#### [ENTRIES SUPPLIED]
------

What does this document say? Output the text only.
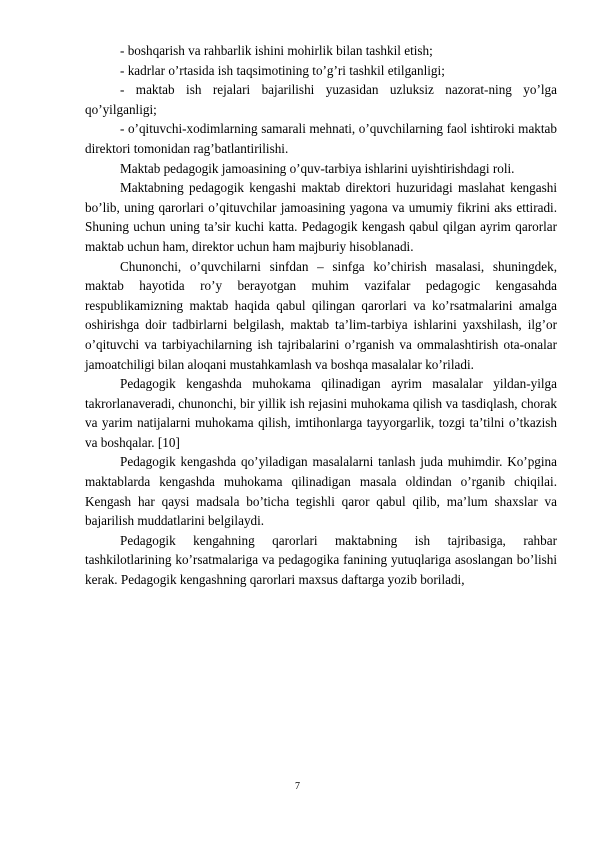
- boshqarish va rahbarlik ishini mohirlik bilan tashkil etish;

- kadrlar o’rtasida ish taqsimotining to’g’ri tashkil etilganligi;

- maktab ish rejalari bajarilishi yuzasidan uzluksiz nazorat-ning yo’lga qo’yilganligi;

- o’qituvchi-xodimlarning samarali mehnati, o’quvchilarning faol ishtiroki maktab direktori tomonidan rag’batlantirilishi.

Maktab pedagogik jamoasining o’quv-tarbiya ishlarini uyishtirishdagi roli.

Maktabning pedagogik kengashi maktab direktori huzuridagi maslahat kengashi bo’lib, uning qarorlari o’qituvchilar jamoasining yagona va umumiy fikrini aks ettiradi. Shuning uchun uning ta’sir kuchi katta. Pedagogik kengash qabul qilgan ayrim qarorlar maktab uchun ham, direktor uchun ham majburiy hisoblanadi.

Chunonchi, o’quvchilarni sinfdan – sinfga ko’chirish masalasi, shuningdek, maktab hayotida ro’y berayotgan muhim vazifalar pedagogic kengasahda respublikamizning maktab haqida qabul qilingan qarorlari va ko’rsatmalarini amalga oshirishga doir tadbirlarni belgilash, maktab ta’lim-tarbiya ishlarini yaxshilash, ilg’or o’qituvchi va tarbiyachilarning ish tajribalarini o’rganish va ommalashtirish ota-onalar jamoatchiligi bilan aloqani mustahkamlash va boshqa masalalar ko’riladi.

Pedagogik kengashda muhokama qilinadigan ayrim masalalar yildan-yilga takrorlanaveradi, chunonchi, bir yillik ish rejasini muhokama qilish va tasdiqlash, chorak va yarim natijalarni muhokama qilish, imtihonlarga tayyorgarlik, tozgi ta’tilni o’tkazish va boshqalar. [10]

Pedagogik kengashda qo’yiladigan masalalarni tanlash juda muhimdir. Ko’pgina maktablarda kengashda muhokama qilinadigan masala oldindan o’rganib chiqilai. Kengash har qaysi madsala bo’ticha tegishli qaror qabul qilib, ma’lum shaxslar va bajarilish muddatlarini belgilaydi.

Pedagogik kengahning qarorlari maktabning ish tajribasiga, rahbar tashkilotlarining ko’rsatmalariga va pedagogika fanining yutuqlariga asoslangan bo’lishi kerak. Pedagogik kengashning qarorlari maxsus daftarga yozib boriladi,

7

------

#### [SHORT PROBLEM]
Within the entries above, work out how many lines contain the word "qabul". The number alone is the answer.

#### [EXERCISE RESPONSE]
3